■ Given records
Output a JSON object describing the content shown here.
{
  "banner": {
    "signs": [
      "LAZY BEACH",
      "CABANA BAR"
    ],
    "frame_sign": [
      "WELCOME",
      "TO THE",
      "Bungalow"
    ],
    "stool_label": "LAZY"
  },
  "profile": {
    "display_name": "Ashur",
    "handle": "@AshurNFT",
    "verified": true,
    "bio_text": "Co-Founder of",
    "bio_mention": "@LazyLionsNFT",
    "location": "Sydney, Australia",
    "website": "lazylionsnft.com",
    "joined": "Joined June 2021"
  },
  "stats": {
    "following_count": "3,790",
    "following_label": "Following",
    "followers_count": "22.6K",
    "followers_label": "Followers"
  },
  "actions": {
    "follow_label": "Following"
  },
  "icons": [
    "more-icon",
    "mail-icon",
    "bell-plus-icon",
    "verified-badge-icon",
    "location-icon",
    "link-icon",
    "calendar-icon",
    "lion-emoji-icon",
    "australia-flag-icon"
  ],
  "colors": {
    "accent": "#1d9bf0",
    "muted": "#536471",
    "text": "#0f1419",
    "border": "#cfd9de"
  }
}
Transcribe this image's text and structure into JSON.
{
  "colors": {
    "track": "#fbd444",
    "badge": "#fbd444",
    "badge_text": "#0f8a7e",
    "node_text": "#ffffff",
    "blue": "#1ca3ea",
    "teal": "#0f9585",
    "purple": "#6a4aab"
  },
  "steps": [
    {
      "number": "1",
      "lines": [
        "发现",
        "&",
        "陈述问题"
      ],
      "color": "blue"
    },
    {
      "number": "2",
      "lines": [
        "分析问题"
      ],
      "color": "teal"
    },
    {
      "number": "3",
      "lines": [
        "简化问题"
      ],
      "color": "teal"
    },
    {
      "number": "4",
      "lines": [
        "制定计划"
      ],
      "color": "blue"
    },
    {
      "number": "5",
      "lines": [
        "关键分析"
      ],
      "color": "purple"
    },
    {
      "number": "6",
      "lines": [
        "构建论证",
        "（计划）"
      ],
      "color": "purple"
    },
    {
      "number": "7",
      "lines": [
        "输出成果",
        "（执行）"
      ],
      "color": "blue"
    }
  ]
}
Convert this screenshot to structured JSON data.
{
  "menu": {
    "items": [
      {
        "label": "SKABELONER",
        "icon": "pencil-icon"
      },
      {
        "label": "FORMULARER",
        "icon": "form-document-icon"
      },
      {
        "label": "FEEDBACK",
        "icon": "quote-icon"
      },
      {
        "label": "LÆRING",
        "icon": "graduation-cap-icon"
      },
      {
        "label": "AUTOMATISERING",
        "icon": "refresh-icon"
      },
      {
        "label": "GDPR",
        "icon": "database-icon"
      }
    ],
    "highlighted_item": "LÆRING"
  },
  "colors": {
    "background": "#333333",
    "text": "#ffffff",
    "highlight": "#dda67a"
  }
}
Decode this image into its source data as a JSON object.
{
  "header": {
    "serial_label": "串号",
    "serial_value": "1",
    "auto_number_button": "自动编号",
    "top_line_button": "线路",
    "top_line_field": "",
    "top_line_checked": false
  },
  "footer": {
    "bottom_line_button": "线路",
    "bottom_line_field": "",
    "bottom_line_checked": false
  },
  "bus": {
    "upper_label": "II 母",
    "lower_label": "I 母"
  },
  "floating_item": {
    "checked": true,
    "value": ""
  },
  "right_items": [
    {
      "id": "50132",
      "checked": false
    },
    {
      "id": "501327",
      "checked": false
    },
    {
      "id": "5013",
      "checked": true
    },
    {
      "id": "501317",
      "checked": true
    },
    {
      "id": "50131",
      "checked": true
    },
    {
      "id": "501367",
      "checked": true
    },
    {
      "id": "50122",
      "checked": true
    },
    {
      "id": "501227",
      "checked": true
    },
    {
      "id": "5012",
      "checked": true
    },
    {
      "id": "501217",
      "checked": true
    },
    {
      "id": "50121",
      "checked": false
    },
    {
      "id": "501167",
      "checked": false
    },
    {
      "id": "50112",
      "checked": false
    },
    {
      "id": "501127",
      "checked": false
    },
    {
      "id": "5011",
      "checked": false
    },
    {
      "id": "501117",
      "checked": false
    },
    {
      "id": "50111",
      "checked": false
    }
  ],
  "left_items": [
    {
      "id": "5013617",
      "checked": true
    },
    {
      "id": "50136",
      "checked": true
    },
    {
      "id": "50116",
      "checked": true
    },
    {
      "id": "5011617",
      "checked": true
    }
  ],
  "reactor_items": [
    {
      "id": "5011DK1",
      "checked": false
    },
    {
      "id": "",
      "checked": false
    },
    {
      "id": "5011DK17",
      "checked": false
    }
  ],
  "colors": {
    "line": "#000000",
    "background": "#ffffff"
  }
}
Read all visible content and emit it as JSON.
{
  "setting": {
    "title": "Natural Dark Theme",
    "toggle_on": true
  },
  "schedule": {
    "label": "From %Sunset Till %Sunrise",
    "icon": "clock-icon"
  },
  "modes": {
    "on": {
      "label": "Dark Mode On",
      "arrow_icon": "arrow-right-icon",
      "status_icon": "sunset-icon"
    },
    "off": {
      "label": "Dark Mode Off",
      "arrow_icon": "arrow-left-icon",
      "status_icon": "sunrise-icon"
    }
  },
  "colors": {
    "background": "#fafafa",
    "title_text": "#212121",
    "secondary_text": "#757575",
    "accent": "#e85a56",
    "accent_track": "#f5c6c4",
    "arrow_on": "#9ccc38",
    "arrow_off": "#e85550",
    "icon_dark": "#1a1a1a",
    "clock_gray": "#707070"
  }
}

■ Exercise instructions
Set down nothing but the lines from the one with "Read all visible content and emit it as JSON." through the end of the records, keeping each line exactly as written and including both ends.

■ Exercise answer
Read all visible content and emit it as JSON.
{
  "setting": {
    "title": "Natural Dark Theme",
    "toggle_on": true
  },
  "schedule": {
    "label": "From %Sunset Till %Sunrise",
    "icon": "clock-icon"
  },
  "modes": {
    "on": {
      "label": "Dark Mode On",
      "arrow_icon": "arrow-right-icon",
      "status_icon": "sunset-icon"
    },
    "off": {
      "label": "Dark Mode Off",
      "arrow_icon": "arrow-left-icon",
      "status_icon": "sunrise-icon"
    }
  },
  "colors": {
    "background": "#fafafa",
    "title_text": "#212121",
    "secondary_text": "#757575",
    "accent": "#e85a56",
    "accent_track": "#f5c6c4",
    "arrow_on": "#9ccc38",
    "arrow_off": "#e85550",
    "icon_dark": "#1a1a1a",
    "clock_gray": "#707070"
  }
}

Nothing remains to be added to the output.